**TASK BRIEF:** Here are records with pictures in them. Copy all of them exactly and leave the pictures out.

**DATA PROVIDED:**
* * *

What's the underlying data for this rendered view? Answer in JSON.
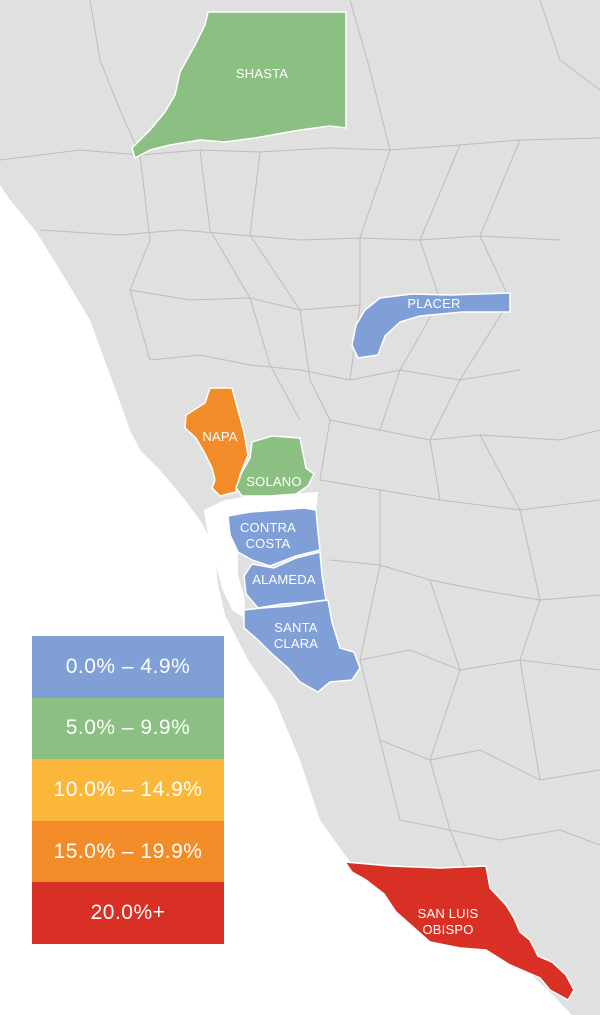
{
  "map": {
    "colors": {
      "state": "#e0e0e0",
      "county_border": "#bcbcbc",
      "water": "#ffffff",
      "label": "#ffffff"
    },
    "counties": [
      {
        "name": "SHASTA",
        "lines": [
          "SHASTA"
        ],
        "range": "5.0% – 9.9%",
        "color": "#8cbf82"
      },
      {
        "name": "PLACER",
        "lines": [
          "PLACER"
        ],
        "range": "0.0% – 4.9%",
        "color": "#7f9fd6"
      },
      {
        "name": "NAPA",
        "lines": [
          "NAPA"
        ],
        "range": "15.0% – 19.9%",
        "color": "#f28c28"
      },
      {
        "name": "SOLANO",
        "lines": [
          "SOLANO"
        ],
        "range": "5.0% – 9.9%",
        "color": "#8cbf82"
      },
      {
        "name": "CONTRA COSTA",
        "lines": [
          "CONTRA",
          "COSTA"
        ],
        "range": "0.0% – 4.9%",
        "color": "#7f9fd6"
      },
      {
        "name": "ALAMEDA",
        "lines": [
          "ALAMEDA"
        ],
        "range": "0.0% – 4.9%",
        "color": "#7f9fd6"
      },
      {
        "name": "SANTA CLARA",
        "lines": [
          "SANTA",
          "CLARA"
        ],
        "range": "0.0% – 4.9%",
        "color": "#7f9fd6"
      },
      {
        "name": "SAN LUIS OBISPO",
        "lines": [
          "SAN LUIS",
          "OBISPO"
        ],
        "range": "20.0%+",
        "color": "#d93025"
      }
    ]
  },
  "legend": {
    "items": [
      {
        "label": "0.0% – 4.9%",
        "color": "#7f9fd6"
      },
      {
        "label": "5.0% – 9.9%",
        "color": "#8cbf82"
      },
      {
        "label": "10.0% – 14.9%",
        "color": "#fbb73a"
      },
      {
        "label": "15.0% – 19.9%",
        "color": "#f28c28"
      },
      {
        "label": "20.0%+",
        "color": "#d93025"
      }
    ]
  }
}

* * *

**REPLY TO THE TASK:**
What's the underlying data for this rendered view? Answer in JSON.
{
  "map": {
    "colors": {
      "state": "#e0e0e0",
      "county_border": "#bcbcbc",
      "water": "#ffffff",
      "label": "#ffffff"
    },
    "counties": [
      {
        "name": "SHASTA",
        "lines": [
          "SHASTA"
        ],
        "range": "5.0% – 9.9%",
        "color": "#8cbf82"
      },
      {
        "name": "PLACER",
        "lines": [
          "PLACER"
        ],
        "range": "0.0% – 4.9%",
        "color": "#7f9fd6"
      },
      {
        "name": "NAPA",
        "lines": [
          "NAPA"
        ],
        "range": "15.0% – 19.9%",
        "color": "#f28c28"
      },
      {
        "name": "SOLANO",
        "lines": [
          "SOLANO"
        ],
        "range": "5.0% – 9.9%",
        "color": "#8cbf82"
      },
      {
        "name": "CONTRA COSTA",
        "lines": [
          "CONTRA",
          "COSTA"
        ],
        "range": "0.0% – 4.9%",
        "color": "#7f9fd6"
      },
      {
        "name": "ALAMEDA",
        "lines": [
          "ALAMEDA"
        ],
        "range": "0.0% – 4.9%",
        "color": "#7f9fd6"
      },
      {
        "name": "SANTA CLARA",
        "lines": [
          "SANTA",
          "CLARA"
        ],
        "range": "0.0% – 4.9%",
        "color": "#7f9fd6"
      },
      {
        "name": "SAN LUIS OBISPO",
        "lines": [
          "SAN LUIS",
          "OBISPO"
        ],
        "range": "20.0%+",
        "color": "#d93025"
      }
    ]
  },
  "legend": {
    "items": [
      {
        "label": "0.0% – 4.9%",
        "color": "#7f9fd6"
      },
      {
        "label": "5.0% – 9.9%",
        "color": "#8cbf82"
      },
      {
        "label": "10.0% – 14.9%",
        "color": "#fbb73a"
      },
      {
        "label": "15.0% – 19.9%",
        "color": "#f28c28"
      },
      {
        "label": "20.0%+",
        "color": "#d93025"
      }
    ]
  }
}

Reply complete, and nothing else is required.